- _EXERCISE DESCRIPTION_: Gather, from the listing beneath this task, every line holding the string "Probleme".
===== RECORDS =====
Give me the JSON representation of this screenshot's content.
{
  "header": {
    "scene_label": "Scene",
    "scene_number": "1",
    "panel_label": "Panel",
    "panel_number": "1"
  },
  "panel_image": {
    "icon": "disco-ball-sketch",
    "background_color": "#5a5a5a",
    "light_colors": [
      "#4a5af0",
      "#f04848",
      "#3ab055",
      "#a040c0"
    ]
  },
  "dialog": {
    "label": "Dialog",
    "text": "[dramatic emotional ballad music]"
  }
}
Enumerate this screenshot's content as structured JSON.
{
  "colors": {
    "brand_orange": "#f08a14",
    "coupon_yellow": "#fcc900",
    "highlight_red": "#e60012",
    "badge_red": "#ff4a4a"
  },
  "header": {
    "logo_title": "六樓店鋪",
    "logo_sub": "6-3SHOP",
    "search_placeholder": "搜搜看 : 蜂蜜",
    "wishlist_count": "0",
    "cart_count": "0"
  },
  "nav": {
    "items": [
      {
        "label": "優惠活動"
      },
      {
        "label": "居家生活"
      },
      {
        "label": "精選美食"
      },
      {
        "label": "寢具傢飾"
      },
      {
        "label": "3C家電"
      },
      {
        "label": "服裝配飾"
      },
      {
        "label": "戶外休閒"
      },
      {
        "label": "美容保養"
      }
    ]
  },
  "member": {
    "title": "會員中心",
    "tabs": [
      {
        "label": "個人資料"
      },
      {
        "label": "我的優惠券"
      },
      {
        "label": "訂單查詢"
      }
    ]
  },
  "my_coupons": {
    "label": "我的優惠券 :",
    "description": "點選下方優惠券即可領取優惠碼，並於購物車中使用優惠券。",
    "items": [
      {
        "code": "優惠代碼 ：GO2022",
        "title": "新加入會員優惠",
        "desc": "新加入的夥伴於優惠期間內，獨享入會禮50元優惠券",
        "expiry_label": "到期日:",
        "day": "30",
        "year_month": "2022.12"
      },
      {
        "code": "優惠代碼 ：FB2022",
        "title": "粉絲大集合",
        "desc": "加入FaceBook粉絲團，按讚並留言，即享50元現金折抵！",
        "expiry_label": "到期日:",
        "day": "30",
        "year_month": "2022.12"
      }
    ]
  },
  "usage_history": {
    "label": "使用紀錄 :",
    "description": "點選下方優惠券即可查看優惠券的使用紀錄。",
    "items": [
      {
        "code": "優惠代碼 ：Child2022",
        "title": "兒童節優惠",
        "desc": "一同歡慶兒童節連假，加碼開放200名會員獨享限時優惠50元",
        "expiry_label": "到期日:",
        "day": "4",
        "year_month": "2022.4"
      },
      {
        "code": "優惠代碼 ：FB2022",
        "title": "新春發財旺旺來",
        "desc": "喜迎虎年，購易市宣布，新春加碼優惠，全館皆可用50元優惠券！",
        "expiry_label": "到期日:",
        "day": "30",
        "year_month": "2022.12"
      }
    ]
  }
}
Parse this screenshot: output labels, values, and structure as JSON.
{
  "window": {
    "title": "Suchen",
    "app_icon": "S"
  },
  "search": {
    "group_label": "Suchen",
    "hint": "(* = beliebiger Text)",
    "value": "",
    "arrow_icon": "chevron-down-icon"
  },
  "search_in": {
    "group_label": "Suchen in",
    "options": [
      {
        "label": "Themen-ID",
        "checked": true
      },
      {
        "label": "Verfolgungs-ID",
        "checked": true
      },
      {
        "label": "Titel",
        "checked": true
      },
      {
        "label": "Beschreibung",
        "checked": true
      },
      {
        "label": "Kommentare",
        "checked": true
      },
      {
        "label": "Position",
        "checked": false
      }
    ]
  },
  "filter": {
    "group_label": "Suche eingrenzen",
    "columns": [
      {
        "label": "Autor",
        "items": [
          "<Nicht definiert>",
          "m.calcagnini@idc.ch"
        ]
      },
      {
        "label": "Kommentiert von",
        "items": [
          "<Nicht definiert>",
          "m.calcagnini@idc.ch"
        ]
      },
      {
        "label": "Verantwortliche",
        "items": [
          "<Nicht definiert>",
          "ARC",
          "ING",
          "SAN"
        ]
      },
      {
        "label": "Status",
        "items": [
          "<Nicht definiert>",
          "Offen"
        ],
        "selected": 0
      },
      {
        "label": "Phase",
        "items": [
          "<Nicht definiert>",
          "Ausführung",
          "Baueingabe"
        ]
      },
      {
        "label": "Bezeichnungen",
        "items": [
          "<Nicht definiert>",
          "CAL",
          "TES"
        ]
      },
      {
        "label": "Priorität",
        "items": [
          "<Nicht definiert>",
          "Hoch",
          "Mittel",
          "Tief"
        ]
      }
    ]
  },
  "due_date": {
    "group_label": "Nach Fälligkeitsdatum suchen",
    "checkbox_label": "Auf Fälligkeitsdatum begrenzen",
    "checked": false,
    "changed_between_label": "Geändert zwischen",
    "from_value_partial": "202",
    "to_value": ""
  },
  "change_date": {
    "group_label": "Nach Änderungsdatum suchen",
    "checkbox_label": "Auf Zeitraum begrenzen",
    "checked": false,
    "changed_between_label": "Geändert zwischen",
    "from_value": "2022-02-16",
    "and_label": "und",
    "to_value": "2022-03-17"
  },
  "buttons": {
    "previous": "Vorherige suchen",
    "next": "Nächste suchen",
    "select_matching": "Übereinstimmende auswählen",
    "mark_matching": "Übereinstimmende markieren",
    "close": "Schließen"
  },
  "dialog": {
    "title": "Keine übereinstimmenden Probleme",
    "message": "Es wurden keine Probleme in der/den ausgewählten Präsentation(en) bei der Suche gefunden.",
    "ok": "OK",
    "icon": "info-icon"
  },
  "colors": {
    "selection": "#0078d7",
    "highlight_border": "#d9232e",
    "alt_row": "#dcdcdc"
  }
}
=====
- _COMPLETED EXERCISE_:
    "title": "Keine übereinstimmenden Probleme",
    "message": "Es wurden keine Probleme in der/den ausgewählten Präsentation(en) bei der Suche gefunden.",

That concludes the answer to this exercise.